## START
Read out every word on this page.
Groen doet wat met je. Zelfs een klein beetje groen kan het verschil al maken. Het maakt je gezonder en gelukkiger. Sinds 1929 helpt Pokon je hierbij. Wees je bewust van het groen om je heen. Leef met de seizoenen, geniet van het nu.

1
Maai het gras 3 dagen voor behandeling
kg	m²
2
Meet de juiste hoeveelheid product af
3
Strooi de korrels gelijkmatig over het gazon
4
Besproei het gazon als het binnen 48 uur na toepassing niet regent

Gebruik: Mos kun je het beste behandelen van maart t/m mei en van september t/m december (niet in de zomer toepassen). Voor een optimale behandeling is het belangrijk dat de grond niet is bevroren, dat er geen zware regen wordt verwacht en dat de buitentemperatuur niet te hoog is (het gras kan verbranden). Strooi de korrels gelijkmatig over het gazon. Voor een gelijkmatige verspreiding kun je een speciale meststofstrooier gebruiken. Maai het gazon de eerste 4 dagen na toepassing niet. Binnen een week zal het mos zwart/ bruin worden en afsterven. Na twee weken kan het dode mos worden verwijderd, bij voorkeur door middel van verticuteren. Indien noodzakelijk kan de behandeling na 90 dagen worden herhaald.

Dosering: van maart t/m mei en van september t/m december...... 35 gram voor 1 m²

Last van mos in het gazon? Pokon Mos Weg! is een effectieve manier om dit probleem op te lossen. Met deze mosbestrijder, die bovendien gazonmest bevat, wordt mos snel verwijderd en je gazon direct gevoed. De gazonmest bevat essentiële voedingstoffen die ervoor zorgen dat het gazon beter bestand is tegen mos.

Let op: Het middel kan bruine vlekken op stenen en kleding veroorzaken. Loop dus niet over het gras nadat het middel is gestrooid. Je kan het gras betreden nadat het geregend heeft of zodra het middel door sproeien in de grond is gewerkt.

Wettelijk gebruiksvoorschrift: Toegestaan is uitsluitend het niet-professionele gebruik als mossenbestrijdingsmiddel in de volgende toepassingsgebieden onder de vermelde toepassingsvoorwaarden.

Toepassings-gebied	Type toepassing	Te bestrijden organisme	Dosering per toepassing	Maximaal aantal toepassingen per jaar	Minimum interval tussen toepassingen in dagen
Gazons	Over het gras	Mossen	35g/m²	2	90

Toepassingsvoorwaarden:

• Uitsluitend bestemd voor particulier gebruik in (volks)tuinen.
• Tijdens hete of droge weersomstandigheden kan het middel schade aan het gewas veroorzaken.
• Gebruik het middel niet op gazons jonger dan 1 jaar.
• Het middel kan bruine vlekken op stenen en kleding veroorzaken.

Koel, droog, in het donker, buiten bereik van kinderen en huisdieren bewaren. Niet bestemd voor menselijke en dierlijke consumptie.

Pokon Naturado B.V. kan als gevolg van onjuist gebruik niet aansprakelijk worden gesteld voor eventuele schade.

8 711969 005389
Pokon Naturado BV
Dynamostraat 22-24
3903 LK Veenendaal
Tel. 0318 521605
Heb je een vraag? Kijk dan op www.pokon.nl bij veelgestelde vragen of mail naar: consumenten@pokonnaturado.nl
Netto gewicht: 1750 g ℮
## END
*EXERCISE*
Type out the whole listing above again, exactly as it stands.

*FINISHED ANSWER*
Read out every word on this page.
Groen doet wat met je. Zelfs een klein beetje groen kan het verschil al maken. Het maakt je gezonder en gelukkiger. Sinds 1929 helpt Pokon je hierbij. Wees je bewust van het groen om je heen. Leef met de seizoenen, geniet van het nu.

1
Maai het gras 3 dagen voor behandeling
kg	m²
2
Meet de juiste hoeveelheid product af
3
Strooi de korrels gelijkmatig over het gazon
4
Besproei het gazon als het binnen 48 uur na toepassing niet regent

Gebruik: Mos kun je het beste behandelen van maart t/m mei en van september t/m december (niet in de zomer toepassen). Voor een optimale behandeling is het belangrijk dat de grond niet is bevroren, dat er geen zware regen wordt verwacht en dat de buitentemperatuur niet te hoog is (het gras kan verbranden). Strooi de korrels gelijkmatig over het gazon. Voor een gelijkmatige verspreiding kun je een speciale meststofstrooier gebruiken. Maai het gazon de eerste 4 dagen na toepassing niet. Binnen een week zal het mos zwart/ bruin worden en afsterven. Na twee weken kan het dode mos worden verwijderd, bij voorkeur door middel van verticuteren. Indien noodzakelijk kan de behandeling na 90 dagen worden herhaald.

Dosering: van maart t/m mei en van september t/m december...... 35 gram voor 1 m²

Last van mos in het gazon? Pokon Mos Weg! is een effectieve manier om dit probleem op te lossen. Met deze mosbestrijder, die bovendien gazonmest bevat, wordt mos snel verwijderd en je gazon direct gevoed. De gazonmest bevat essentiële voedingstoffen die ervoor zorgen dat het gazon beter bestand is tegen mos.

Let op: Het middel kan bruine vlekken op stenen en kleding veroorzaken. Loop dus niet over het gras nadat het middel is gestrooid. Je kan het gras betreden nadat het geregend heeft of zodra het middel door sproeien in de grond is gewerkt.

Wettelijk gebruiksvoorschrift: Toegestaan is uitsluitend het niet-professionele gebruik als mossenbestrijdingsmiddel in de volgende toepassingsgebieden onder de vermelde toepassingsvoorwaarden.

Toepassings-gebied	Type toepassing	Te bestrijden organisme	Dosering per toepassing	Maximaal aantal toepassingen per jaar	Minimum interval tussen toepassingen in dagen
Gazons	Over het gras	Mossen	35g/m²	2	90

Toepassingsvoorwaarden:

• Uitsluitend bestemd voor particulier gebruik in (volks)tuinen.
• Tijdens hete of droge weersomstandigheden kan het middel schade aan het gewas veroorzaken.
• Gebruik het middel niet op gazons jonger dan 1 jaar.
• Het middel kan bruine vlekken op stenen en kleding veroorzaken.

Koel, droog, in het donker, buiten bereik van kinderen en huisdieren bewaren. Niet bestemd voor menselijke en dierlijke consumptie.

Pokon Naturado B.V. kan als gevolg van onjuist gebruik niet aansprakelijk worden gesteld voor eventuele schade.

8 711969 005389
Pokon Naturado BV
Dynamostraat 22-24
3903 LK Veenendaal
Tel. 0318 521605
Heb je een vraag? Kijk dan op www.pokon.nl bij veelgestelde vragen of mail naar: consumenten@pokonnaturado.nl
Netto gewicht: 1750 g ℮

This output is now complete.